### EXERCISE DETAILS
In the copy, include every entry exactly but none of the images.

### Figure record listings
----------------------------------------
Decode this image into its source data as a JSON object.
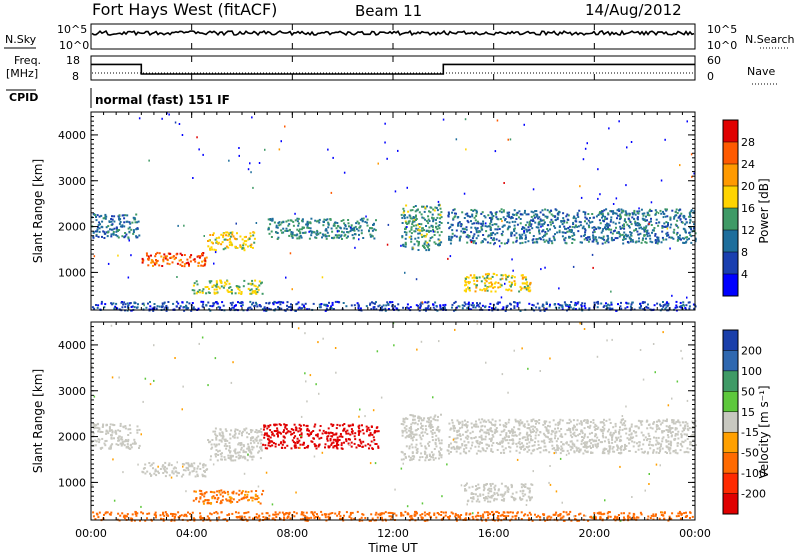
{
  "header": {
    "title": "Fort Hays West (fitACF)",
    "beam": "Beam 11",
    "date": "14/Aug/2012"
  },
  "aux_panels": {
    "nsky_label": "N.Sky",
    "nsearch_label": "N.Search",
    "freq_label_1": "Freq.",
    "freq_label_2": "[MHz]",
    "nave_label": "Nave",
    "cpid_label": "CPID",
    "noise_ticks": [
      "10^5",
      "10^0"
    ],
    "freq_ticks": [
      "18",
      "8"
    ],
    "nave_ticks": [
      "60",
      "0"
    ],
    "cpid_text": "normal (fast) 151 IF"
  },
  "axes": {
    "ylabel": "Slant Range [km]",
    "xlabel": "Time UT",
    "y_ticks": [
      "4000",
      "3000",
      "2000",
      "1000"
    ],
    "x_ticks": [
      "00:00",
      "04:00",
      "08:00",
      "12:00",
      "16:00",
      "20:00",
      "00:00"
    ]
  },
  "power_bar": {
    "label": "Power [dB]",
    "ticks": [
      "28",
      "24",
      "20",
      "16",
      "12",
      "8",
      "4"
    ],
    "colors": [
      "#e00000",
      "#ff5a00",
      "#ff9a00",
      "#ffd400",
      "#3f9a66",
      "#1e6e9c",
      "#1a3fb0",
      "#0000ff"
    ]
  },
  "velocity_bar": {
    "label": "Velocity [m s⁻¹]",
    "ticks": [
      "200",
      "100",
      "50",
      "15",
      "-15",
      "-50",
      "-100",
      "-200"
    ],
    "colors": [
      "#1a3faa",
      "#2f68b0",
      "#3f9a66",
      "#5ec83c",
      "#c8c8c0",
      "#ffa000",
      "#ff6a00",
      "#ff2a00",
      "#e00000"
    ]
  },
  "chart_data": {
    "type": "heatmap",
    "title": "Fort Hays West (fitACF)",
    "xlabel": "Time UT",
    "ylabel": "Slant Range [km]",
    "xlim": [
      0,
      24
    ],
    "ylim": [
      180,
      4500
    ],
    "freq_series": {
      "x": [
        0,
        2,
        2,
        14,
        14,
        24
      ],
      "values": [
        14.5,
        14.5,
        10.5,
        10.5,
        14.5,
        14.5
      ]
    },
    "power_segments": [
      {
        "t0": 0.0,
        "t1": 1.9,
        "r0": 1750,
        "r1": 2300,
        "value": 10
      },
      {
        "t0": 2.0,
        "t1": 4.6,
        "r0": 1150,
        "r1": 1450,
        "value": 26
      },
      {
        "t0": 4.6,
        "t1": 6.5,
        "r0": 1500,
        "r1": 1900,
        "value": 18
      },
      {
        "t0": 4.0,
        "t1": 6.8,
        "r0": 550,
        "r1": 850,
        "value": 16
      },
      {
        "t0": 7.0,
        "t1": 11.3,
        "r0": 1750,
        "r1": 2200,
        "value": 12
      },
      {
        "t0": 12.3,
        "t1": 13.9,
        "r0": 1500,
        "r1": 2500,
        "value": 13
      },
      {
        "t0": 14.1,
        "t1": 24.0,
        "r0": 1650,
        "r1": 2400,
        "value": 10
      },
      {
        "t0": 14.8,
        "t1": 17.5,
        "r0": 600,
        "r1": 1000,
        "value": 18
      },
      {
        "t0": 0.0,
        "t1": 24.0,
        "r0": 180,
        "r1": 380,
        "value": 6
      }
    ],
    "velocity_segments": [
      {
        "t0": 0.0,
        "t1": 1.9,
        "r0": 1750,
        "r1": 2300,
        "value": 0
      },
      {
        "t0": 2.0,
        "t1": 4.6,
        "r0": 1150,
        "r1": 1450,
        "value": 0
      },
      {
        "t0": 4.6,
        "t1": 6.8,
        "r0": 1500,
        "r1": 2200,
        "value": 0
      },
      {
        "t0": 6.8,
        "t1": 11.4,
        "r0": 1750,
        "r1": 2300,
        "value": -220
      },
      {
        "t0": 4.0,
        "t1": 6.8,
        "r0": 550,
        "r1": 850,
        "value": -60
      },
      {
        "t0": 12.3,
        "t1": 13.9,
        "r0": 1500,
        "r1": 2500,
        "value": 0
      },
      {
        "t0": 14.1,
        "t1": 24.0,
        "r0": 1650,
        "r1": 2400,
        "value": 0
      },
      {
        "t0": 14.8,
        "t1": 17.5,
        "r0": 600,
        "r1": 1000,
        "value": 0
      },
      {
        "t0": 0.0,
        "t1": 24.0,
        "r0": 180,
        "r1": 380,
        "value": -70
      }
    ]
  }
}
----------------------------------------
### SOLUTION FOR THIS PROBLEM
Decode this image into its source data as a JSON object.
{
  "header": {
    "title": "Fort Hays West (fitACF)",
    "beam": "Beam 11",
    "date": "14/Aug/2012"
  },
  "aux_panels": {
    "nsky_label": "N.Sky",
    "nsearch_label": "N.Search",
    "freq_label_1": "Freq.",
    "freq_label_2": "[MHz]",
    "nave_label": "Nave",
    "cpid_label": "CPID",
    "noise_ticks": [
      "10^5",
      "10^0"
    ],
    "freq_ticks": [
      "18",
      "8"
    ],
    "nave_ticks": [
      "60",
      "0"
    ],
    "cpid_text": "normal (fast) 151 IF"
  },
  "axes": {
    "ylabel": "Slant Range [km]",
    "xlabel": "Time UT",
    "y_ticks": [
      "4000",
      "3000",
      "2000",
      "1000"
    ],
    "x_ticks": [
      "00:00",
      "04:00",
      "08:00",
      "12:00",
      "16:00",
      "20:00",
      "00:00"
    ]
  },
  "power_bar": {
    "label": "Power [dB]",
    "ticks": [
      "28",
      "24",
      "20",
      "16",
      "12",
      "8",
      "4"
    ],
    "colors": [
      "#e00000",
      "#ff5a00",
      "#ff9a00",
      "#ffd400",
      "#3f9a66",
      "#1e6e9c",
      "#1a3fb0",
      "#0000ff"
    ]
  },
  "velocity_bar": {
    "label": "Velocity [m s⁻¹]",
    "ticks": [
      "200",
      "100",
      "50",
      "15",
      "-15",
      "-50",
      "-100",
      "-200"
    ],
    "colors": [
      "#1a3faa",
      "#2f68b0",
      "#3f9a66",
      "#5ec83c",
      "#c8c8c0",
      "#ffa000",
      "#ff6a00",
      "#ff2a00",
      "#e00000"
    ]
  },
  "chart_data": {
    "type": "heatmap",
    "title": "Fort Hays West (fitACF)",
    "xlabel": "Time UT",
    "ylabel": "Slant Range [km]",
    "xlim": [
      0,
      24
    ],
    "ylim": [
      180,
      4500
    ],
    "freq_series": {
      "x": [
        0,
        2,
        2,
        14,
        14,
        24
      ],
      "values": [
        14.5,
        14.5,
        10.5,
        10.5,
        14.5,
        14.5
      ]
    },
    "power_segments": [
      {
        "t0": 0.0,
        "t1": 1.9,
        "r0": 1750,
        "r1": 2300,
        "value": 10
      },
      {
        "t0": 2.0,
        "t1": 4.6,
        "r0": 1150,
        "r1": 1450,
        "value": 26
      },
      {
        "t0": 4.6,
        "t1": 6.5,
        "r0": 1500,
        "r1": 1900,
        "value": 18
      },
      {
        "t0": 4.0,
        "t1": 6.8,
        "r0": 550,
        "r1": 850,
        "value": 16
      },
      {
        "t0": 7.0,
        "t1": 11.3,
        "r0": 1750,
        "r1": 2200,
        "value": 12
      },
      {
        "t0": 12.3,
        "t1": 13.9,
        "r0": 1500,
        "r1": 2500,
        "value": 13
      },
      {
        "t0": 14.1,
        "t1": 24.0,
        "r0": 1650,
        "r1": 2400,
        "value": 10
      },
      {
        "t0": 14.8,
        "t1": 17.5,
        "r0": 600,
        "r1": 1000,
        "value": 18
      },
      {
        "t0": 0.0,
        "t1": 24.0,
        "r0": 180,
        "r1": 380,
        "value": 6
      }
    ],
    "velocity_segments": [
      {
        "t0": 0.0,
        "t1": 1.9,
        "r0": 1750,
        "r1": 2300,
        "value": 0
      },
      {
        "t0": 2.0,
        "t1": 4.6,
        "r0": 1150,
        "r1": 1450,
        "value": 0
      },
      {
        "t0": 4.6,
        "t1": 6.8,
        "r0": 1500,
        "r1": 2200,
        "value": 0
      },
      {
        "t0": 6.8,
        "t1": 11.4,
        "r0": 1750,
        "r1": 2300,
        "value": -220
      },
      {
        "t0": 4.0,
        "t1": 6.8,
        "r0": 550,
        "r1": 850,
        "value": -60
      },
      {
        "t0": 12.3,
        "t1": 13.9,
        "r0": 1500,
        "r1": 2500,
        "value": 0
      },
      {
        "t0": 14.1,
        "t1": 24.0,
        "r0": 1650,
        "r1": 2400,
        "value": 0
      },
      {
        "t0": 14.8,
        "t1": 17.5,
        "r0": 600,
        "r1": 1000,
        "value": 0
      },
      {
        "t0": 0.0,
        "t1": 24.0,
        "r0": 180,
        "r1": 380,
        "value": -70
      }
    ]
  }
}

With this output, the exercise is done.